● **Aim of the exercise**: Copy out, with no changes, the lines from the one containing "legend-label-1: Immigrants from" through the one containing "stat-n-label-1: N = [702, 80, 732, 103]", including both of those lines.
━━━━━ Extracted information ━━━━━
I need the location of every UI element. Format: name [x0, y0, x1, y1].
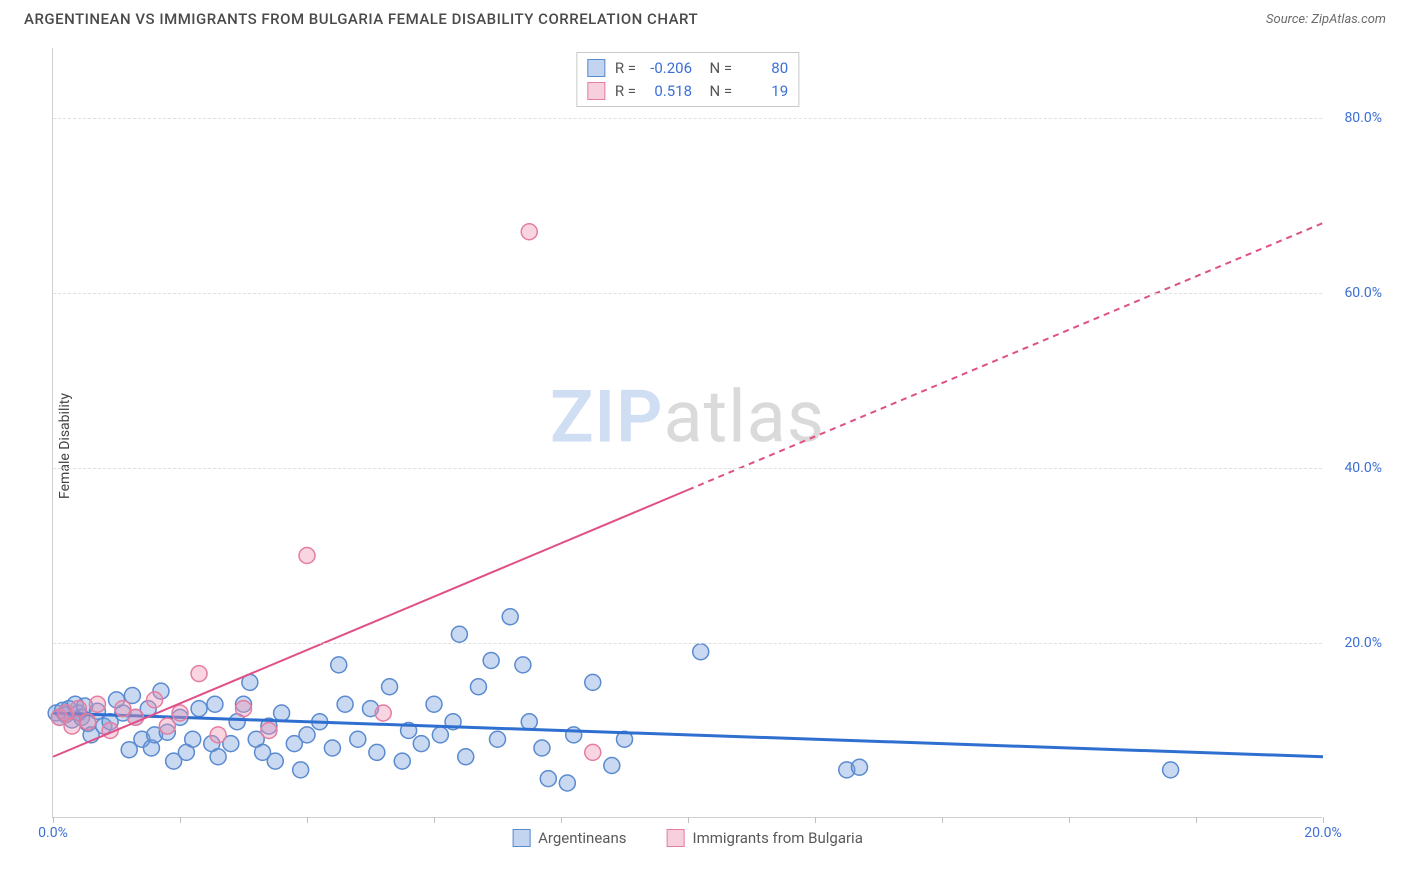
legend-label-1: Immigrants from Bulgaria [692, 829, 862, 847]
data-point [432, 727, 448, 743]
data-point [515, 657, 531, 673]
xtick [1069, 817, 1070, 823]
data-point [159, 718, 175, 734]
xtick [1196, 817, 1197, 823]
data-point [521, 714, 537, 730]
trend-line-ext [688, 223, 1323, 490]
data-point [413, 736, 429, 752]
data-point [172, 705, 188, 721]
stats-row-argentineans: R = -0.206 N = 80 [587, 57, 788, 80]
data-point [210, 749, 226, 765]
data-point [851, 759, 867, 775]
ytick-label: 20.0% [1344, 635, 1382, 651]
data-point [534, 740, 550, 756]
legend-swatch-blue-icon [512, 829, 530, 847]
swatch-blue-icon [587, 59, 605, 77]
legend-item-bulgaria: Immigrants from Bulgaria [666, 829, 862, 847]
ytick-label: 40.0% [1344, 460, 1382, 476]
data-point [451, 626, 467, 642]
data-point [274, 705, 290, 721]
ytick-label: 80.0% [1344, 110, 1382, 126]
data-point [470, 679, 486, 695]
stat-n-label-1: N = [702, 80, 732, 103]
data-point [394, 753, 410, 769]
stats-row-bulgaria: R = 0.518 N = 19 [587, 80, 788, 103]
scatter-plot [53, 48, 1322, 817]
data-point [207, 696, 223, 712]
data-point [693, 644, 709, 660]
data-point [559, 775, 575, 791]
data-point [426, 696, 442, 712]
ytick-label: 60.0% [1344, 285, 1382, 301]
data-point [458, 749, 474, 765]
xtick-label: 20.0% [1304, 825, 1342, 841]
stat-n-val-0: 80 [742, 57, 788, 80]
data-point [64, 718, 80, 734]
data-point [324, 740, 340, 756]
data-point [261, 723, 277, 739]
data-point [604, 758, 620, 774]
data-point [375, 705, 391, 721]
xtick [180, 817, 181, 823]
legend-label-0: Argentineans [538, 829, 626, 847]
data-point [337, 696, 353, 712]
data-point [299, 727, 315, 743]
stat-r-val-1: 0.518 [646, 80, 692, 103]
gridline-h [53, 293, 1322, 294]
page-title: ARGENTINEAN VS IMMIGRANTS FROM BULGARIA … [24, 10, 698, 28]
xtick [942, 817, 943, 823]
xtick [561, 817, 562, 823]
data-point [293, 762, 309, 778]
data-point [585, 744, 601, 760]
data-point [490, 731, 506, 747]
data-point [585, 674, 601, 690]
xtick [815, 817, 816, 823]
source-label: Source: ZipAtlas.com [1266, 12, 1386, 27]
gridline-h [53, 468, 1322, 469]
stat-n-val-1: 19 [742, 80, 788, 103]
data-point [185, 731, 201, 747]
stats-box: R = -0.206 N = 80 R = 0.518 N = 19 [576, 52, 799, 107]
gridline-h [53, 643, 1322, 644]
legend-swatch-pink-icon [666, 829, 684, 847]
data-point [369, 744, 385, 760]
data-point [191, 701, 207, 717]
stat-r-label: R = [615, 57, 636, 80]
data-point [210, 727, 226, 743]
xtick [688, 817, 689, 823]
swatch-pink-icon [587, 82, 605, 100]
xtick [434, 817, 435, 823]
stat-r-val-0: -0.206 [646, 57, 692, 80]
data-point [191, 666, 207, 682]
data-point [483, 653, 499, 669]
data-point [521, 224, 537, 240]
xtick [307, 817, 308, 823]
data-point [299, 548, 315, 564]
data-point [350, 731, 366, 747]
data-point [80, 714, 96, 730]
chart-area: ZIPatlas R = -0.206 N = 80 R = 0.518 N =… [52, 48, 1322, 818]
trend-line [53, 713, 1323, 757]
legend-bottom: Argentineans Immigrants from Bulgaria [512, 829, 863, 847]
legend-item-argentineans: Argentineans [512, 829, 626, 847]
xtick [1323, 817, 1324, 823]
stat-r-label-1: R = [615, 80, 636, 103]
data-point [1163, 762, 1179, 778]
data-point [236, 701, 252, 717]
xtick [53, 817, 54, 823]
stat-n-label: N = [702, 57, 732, 80]
data-point [147, 692, 163, 708]
gridline-h [53, 118, 1322, 119]
data-point [267, 753, 283, 769]
data-point [540, 771, 556, 787]
data-point [89, 696, 105, 712]
data-point [331, 657, 347, 673]
data-point [502, 609, 518, 625]
xtick-label: 0.0% [38, 825, 68, 841]
data-point [382, 679, 398, 695]
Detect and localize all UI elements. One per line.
━━━━━
● **Solution for this task**:
legend-label-1: Immigrants from Bulgaria [692, 829, 862, 847]
data-point [432, 727, 448, 743]
data-point [515, 657, 531, 673]
xtick [1069, 817, 1070, 823]
data-point [159, 718, 175, 734]
xtick [1196, 817, 1197, 823]
data-point [521, 714, 537, 730]
trend-line-ext [688, 223, 1323, 490]
data-point [413, 736, 429, 752]
data-point [172, 705, 188, 721]
stats-row-argentineans: R = -0.206 N = 80 [587, 57, 788, 80]
data-point [210, 749, 226, 765]
data-point [851, 759, 867, 775]
ytick-label: 20.0% [1344, 635, 1382, 651]
data-point [534, 740, 550, 756]
legend-swatch-blue-icon [512, 829, 530, 847]
swatch-blue-icon [587, 59, 605, 77]
legend-item-bulgaria: Immigrants from Bulgaria [666, 829, 862, 847]
ytick-label: 40.0% [1344, 460, 1382, 476]
data-point [451, 626, 467, 642]
data-point [274, 705, 290, 721]
ytick-label: 80.0% [1344, 110, 1382, 126]
data-point [470, 679, 486, 695]
stat-n-label-1: N = [702, 80, 732, 103]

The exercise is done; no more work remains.